YOUR TASK: Locate the string "this" in the listing below. Copy every line where it is found.

Stored data:
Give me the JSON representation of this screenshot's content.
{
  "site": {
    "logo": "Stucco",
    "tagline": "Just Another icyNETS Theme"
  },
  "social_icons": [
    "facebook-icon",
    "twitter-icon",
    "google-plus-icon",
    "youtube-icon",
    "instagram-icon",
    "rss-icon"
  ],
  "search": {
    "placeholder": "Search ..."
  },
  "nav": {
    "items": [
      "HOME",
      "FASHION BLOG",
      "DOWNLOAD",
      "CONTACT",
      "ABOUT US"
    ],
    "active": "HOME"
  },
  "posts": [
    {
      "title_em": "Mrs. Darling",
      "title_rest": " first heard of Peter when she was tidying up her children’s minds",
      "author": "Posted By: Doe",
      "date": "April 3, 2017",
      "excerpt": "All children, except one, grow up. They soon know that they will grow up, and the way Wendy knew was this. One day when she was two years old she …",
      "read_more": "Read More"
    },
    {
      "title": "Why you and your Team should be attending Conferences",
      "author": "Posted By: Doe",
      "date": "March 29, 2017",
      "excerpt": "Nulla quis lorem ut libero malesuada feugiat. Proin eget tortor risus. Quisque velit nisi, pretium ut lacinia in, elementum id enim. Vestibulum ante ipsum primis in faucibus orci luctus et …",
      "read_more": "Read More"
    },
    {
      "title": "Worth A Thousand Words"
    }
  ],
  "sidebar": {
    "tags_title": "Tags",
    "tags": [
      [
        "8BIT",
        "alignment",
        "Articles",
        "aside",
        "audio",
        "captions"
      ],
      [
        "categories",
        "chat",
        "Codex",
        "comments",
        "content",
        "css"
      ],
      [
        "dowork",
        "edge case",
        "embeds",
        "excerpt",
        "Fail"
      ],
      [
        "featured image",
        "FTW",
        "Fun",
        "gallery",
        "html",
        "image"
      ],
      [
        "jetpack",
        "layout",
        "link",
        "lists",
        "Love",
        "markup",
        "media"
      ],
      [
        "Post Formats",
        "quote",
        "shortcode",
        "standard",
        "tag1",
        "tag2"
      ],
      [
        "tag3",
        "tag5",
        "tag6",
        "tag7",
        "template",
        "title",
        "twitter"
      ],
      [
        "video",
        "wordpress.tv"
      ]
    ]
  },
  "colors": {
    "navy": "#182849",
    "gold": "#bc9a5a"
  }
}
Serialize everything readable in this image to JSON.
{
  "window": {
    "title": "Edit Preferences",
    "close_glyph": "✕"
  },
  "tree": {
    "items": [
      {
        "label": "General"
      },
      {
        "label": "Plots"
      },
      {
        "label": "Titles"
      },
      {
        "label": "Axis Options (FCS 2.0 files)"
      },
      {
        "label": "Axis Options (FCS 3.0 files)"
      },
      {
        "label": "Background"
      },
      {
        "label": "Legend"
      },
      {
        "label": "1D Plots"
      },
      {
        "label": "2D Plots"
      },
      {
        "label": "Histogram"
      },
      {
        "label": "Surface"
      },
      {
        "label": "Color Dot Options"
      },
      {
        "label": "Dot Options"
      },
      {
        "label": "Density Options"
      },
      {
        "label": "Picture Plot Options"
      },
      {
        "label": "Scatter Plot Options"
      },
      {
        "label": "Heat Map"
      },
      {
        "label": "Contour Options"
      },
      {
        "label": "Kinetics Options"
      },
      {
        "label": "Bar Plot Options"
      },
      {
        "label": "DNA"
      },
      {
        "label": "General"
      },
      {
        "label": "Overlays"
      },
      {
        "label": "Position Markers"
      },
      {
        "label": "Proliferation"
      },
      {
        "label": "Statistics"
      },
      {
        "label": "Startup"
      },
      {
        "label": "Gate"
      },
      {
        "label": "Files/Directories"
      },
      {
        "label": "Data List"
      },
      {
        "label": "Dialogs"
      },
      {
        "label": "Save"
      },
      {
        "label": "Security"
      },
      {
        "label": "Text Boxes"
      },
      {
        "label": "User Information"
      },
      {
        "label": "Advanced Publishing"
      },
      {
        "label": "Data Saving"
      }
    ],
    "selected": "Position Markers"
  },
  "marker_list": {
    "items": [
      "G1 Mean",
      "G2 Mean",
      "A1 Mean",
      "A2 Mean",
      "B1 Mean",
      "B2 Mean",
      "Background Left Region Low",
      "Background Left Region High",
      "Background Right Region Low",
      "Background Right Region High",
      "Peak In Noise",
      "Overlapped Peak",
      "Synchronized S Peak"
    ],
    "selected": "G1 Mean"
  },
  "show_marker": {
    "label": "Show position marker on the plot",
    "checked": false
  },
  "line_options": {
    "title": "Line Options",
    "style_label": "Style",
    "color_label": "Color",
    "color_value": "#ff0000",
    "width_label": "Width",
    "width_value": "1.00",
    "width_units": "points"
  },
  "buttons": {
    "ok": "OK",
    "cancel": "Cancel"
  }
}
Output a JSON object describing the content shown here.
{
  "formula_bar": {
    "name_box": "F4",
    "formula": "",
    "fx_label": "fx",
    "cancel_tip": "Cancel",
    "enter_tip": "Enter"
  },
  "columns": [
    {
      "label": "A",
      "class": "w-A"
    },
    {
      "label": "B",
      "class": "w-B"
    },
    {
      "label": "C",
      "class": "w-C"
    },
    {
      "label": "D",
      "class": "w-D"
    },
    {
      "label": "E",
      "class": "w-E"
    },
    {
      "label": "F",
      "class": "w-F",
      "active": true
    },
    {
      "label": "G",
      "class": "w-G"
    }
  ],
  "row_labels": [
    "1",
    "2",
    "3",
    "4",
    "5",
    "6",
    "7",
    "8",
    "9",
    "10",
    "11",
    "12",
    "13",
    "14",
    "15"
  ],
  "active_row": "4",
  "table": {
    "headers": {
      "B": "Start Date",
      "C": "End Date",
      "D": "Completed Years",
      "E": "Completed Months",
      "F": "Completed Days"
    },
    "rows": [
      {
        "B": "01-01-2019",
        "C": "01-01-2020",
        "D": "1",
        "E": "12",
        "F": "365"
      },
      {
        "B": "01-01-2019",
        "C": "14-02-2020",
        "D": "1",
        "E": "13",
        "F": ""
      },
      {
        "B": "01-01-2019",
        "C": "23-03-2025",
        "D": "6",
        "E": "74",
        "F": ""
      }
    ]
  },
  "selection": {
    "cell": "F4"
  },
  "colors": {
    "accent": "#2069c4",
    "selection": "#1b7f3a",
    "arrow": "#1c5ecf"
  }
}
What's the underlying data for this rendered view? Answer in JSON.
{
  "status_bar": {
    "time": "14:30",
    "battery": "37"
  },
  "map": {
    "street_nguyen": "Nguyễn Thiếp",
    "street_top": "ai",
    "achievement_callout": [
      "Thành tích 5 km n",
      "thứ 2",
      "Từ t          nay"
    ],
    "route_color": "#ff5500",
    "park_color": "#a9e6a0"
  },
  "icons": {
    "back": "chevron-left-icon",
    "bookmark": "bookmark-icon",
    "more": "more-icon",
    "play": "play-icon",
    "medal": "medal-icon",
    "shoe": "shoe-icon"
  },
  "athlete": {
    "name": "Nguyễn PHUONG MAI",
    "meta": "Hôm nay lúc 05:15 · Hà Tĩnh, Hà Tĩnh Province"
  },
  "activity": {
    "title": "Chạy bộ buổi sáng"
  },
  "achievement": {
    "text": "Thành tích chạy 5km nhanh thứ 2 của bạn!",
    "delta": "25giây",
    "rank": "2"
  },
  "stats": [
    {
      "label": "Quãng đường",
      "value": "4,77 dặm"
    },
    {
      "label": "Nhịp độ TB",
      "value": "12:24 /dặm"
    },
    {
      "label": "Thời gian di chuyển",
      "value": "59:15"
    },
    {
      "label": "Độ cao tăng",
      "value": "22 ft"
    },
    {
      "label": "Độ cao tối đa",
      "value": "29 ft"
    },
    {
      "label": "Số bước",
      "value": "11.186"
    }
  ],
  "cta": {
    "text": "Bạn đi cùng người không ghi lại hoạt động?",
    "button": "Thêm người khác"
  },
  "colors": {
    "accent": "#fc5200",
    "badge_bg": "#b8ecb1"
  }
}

TASK SOLUTION:
Give me the JSON representation of this screenshot's content.
      "excerpt": "All children, except one, grow up. They soon know that they will grow up, and the way Wendy knew was this. One day when she was two years old she …",
Serialize everything readable in this image to JSON.
What's the underlying data for this rendered view? Answer in JSON.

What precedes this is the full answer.